TASK DESCRIPTION: Only the pictures are left out: repeat the rest of the entries exactly.

(Rows from a dataset)

⟨

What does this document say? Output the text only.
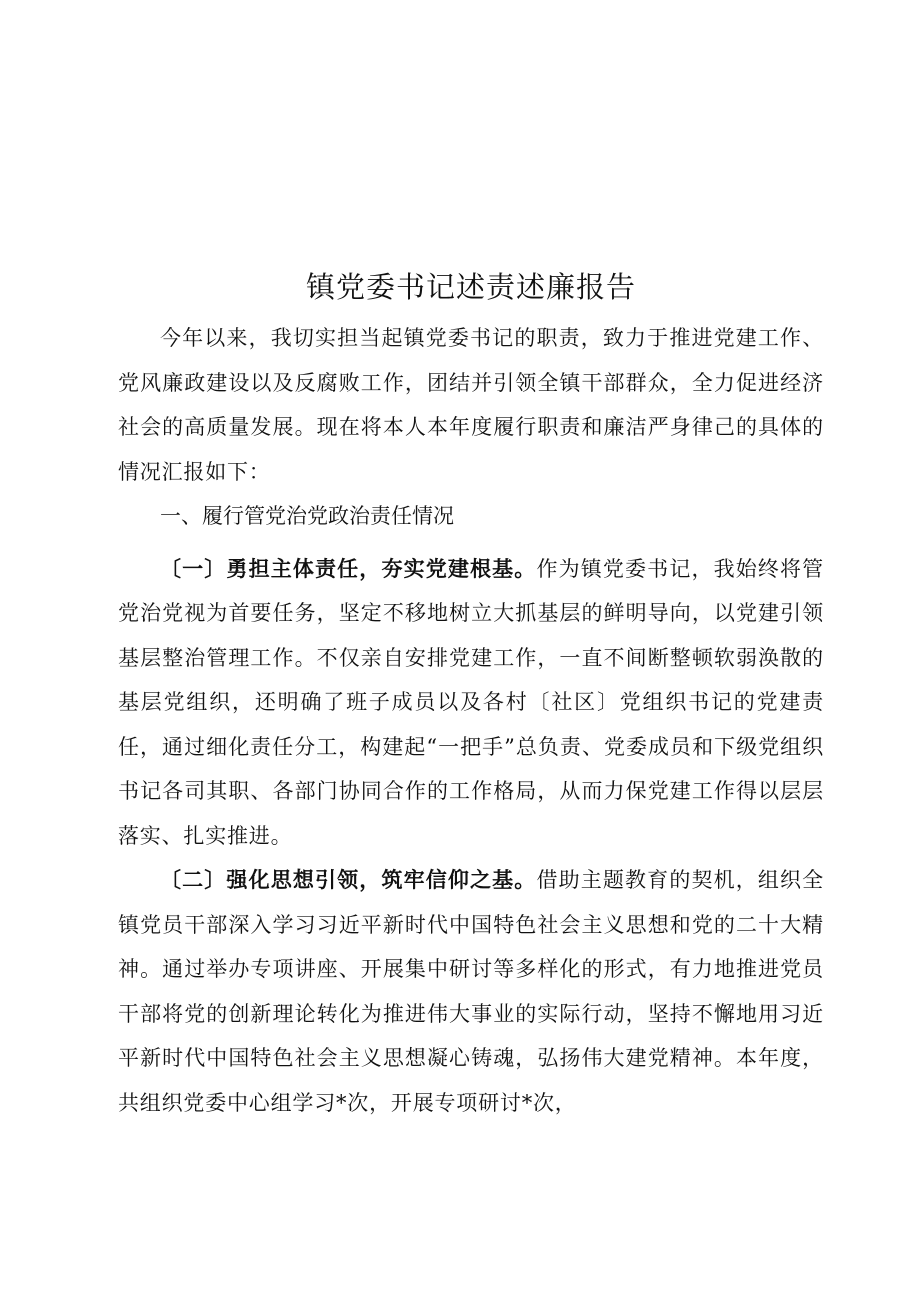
镇党委书记述责述廉报告

今年以来，我切实担当起镇党委书记的职责，致力于推进党建工作、党风廉政建设以及反腐败工作，团结并引领全镇干部群众，全力促进经济社会的高质量发展。现在将本人本年度履行职责和廉洁严身律己的具体的情况汇报如下：

一、履行管党治党政治责任情况

〔一〕勇担主体责任，夯实党建根基。作为镇党委书记，我始终将管党治党视为首要任务，坚定不移地树立大抓基层的鲜明导向，以党建引领基层整治管理工作。不仅亲自安排党建工作，一直不间断整顿软弱涣散的基层党组织，还明确了班子成员以及各村〔社区〕党组织书记的党建责任，通过细化责任分工，构建起“一把手”总负责、党委成员和下级党组织书记各司其职、各部门协同合作的工作格局，从而力保党建工作得以层层落实、扎实推进。

〔二〕强化思想引领，筑牢信仰之基。借助主题教育的契机，组织全镇党员干部深入学习习近平新时代中国特色社会主义思想和党的二十大精神。通过举办专项讲座、开展集中研讨等多样化的形式，有力地推进党员干部将党的创新理论转化为推进伟大事业的实际行动，坚持不懈地用习近平新时代中国特色社会主义思想凝心铸魂，弘扬伟大建党精神。本年度，共组织党委中心组学习*次，开展专项研讨*次，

⟩

RESPONSE BELOW:
What does this document say? Output the text only.
镇党委书记述责述廉报告

今年以来，我切实担当起镇党委书记的职责，致力于推进党建工作、党风廉政建设以及反腐败工作，团结并引领全镇干部群众，全力促进经济社会的高质量发展。现在将本人本年度履行职责和廉洁严身律己的具体的情况汇报如下：

一、履行管党治党政治责任情况

〔一〕勇担主体责任，夯实党建根基。作为镇党委书记，我始终将管党治党视为首要任务，坚定不移地树立大抓基层的鲜明导向，以党建引领基层整治管理工作。不仅亲自安排党建工作，一直不间断整顿软弱涣散的基层党组织，还明确了班子成员以及各村〔社区〕党组织书记的党建责任，通过细化责任分工，构建起“一把手”总负责、党委成员和下级党组织书记各司其职、各部门协同合作的工作格局，从而力保党建工作得以层层落实、扎实推进。

〔二〕强化思想引领，筑牢信仰之基。借助主题教育的契机，组织全镇党员干部深入学习习近平新时代中国特色社会主义思想和党的二十大精神。通过举办专项讲座、开展集中研讨等多样化的形式，有力地推进党员干部将党的创新理论转化为推进伟大事业的实际行动，坚持不懈地用习近平新时代中国特色社会主义思想凝心铸魂，弘扬伟大建党精神。本年度，共组织党委中心组学习*次，开展专项研讨*次，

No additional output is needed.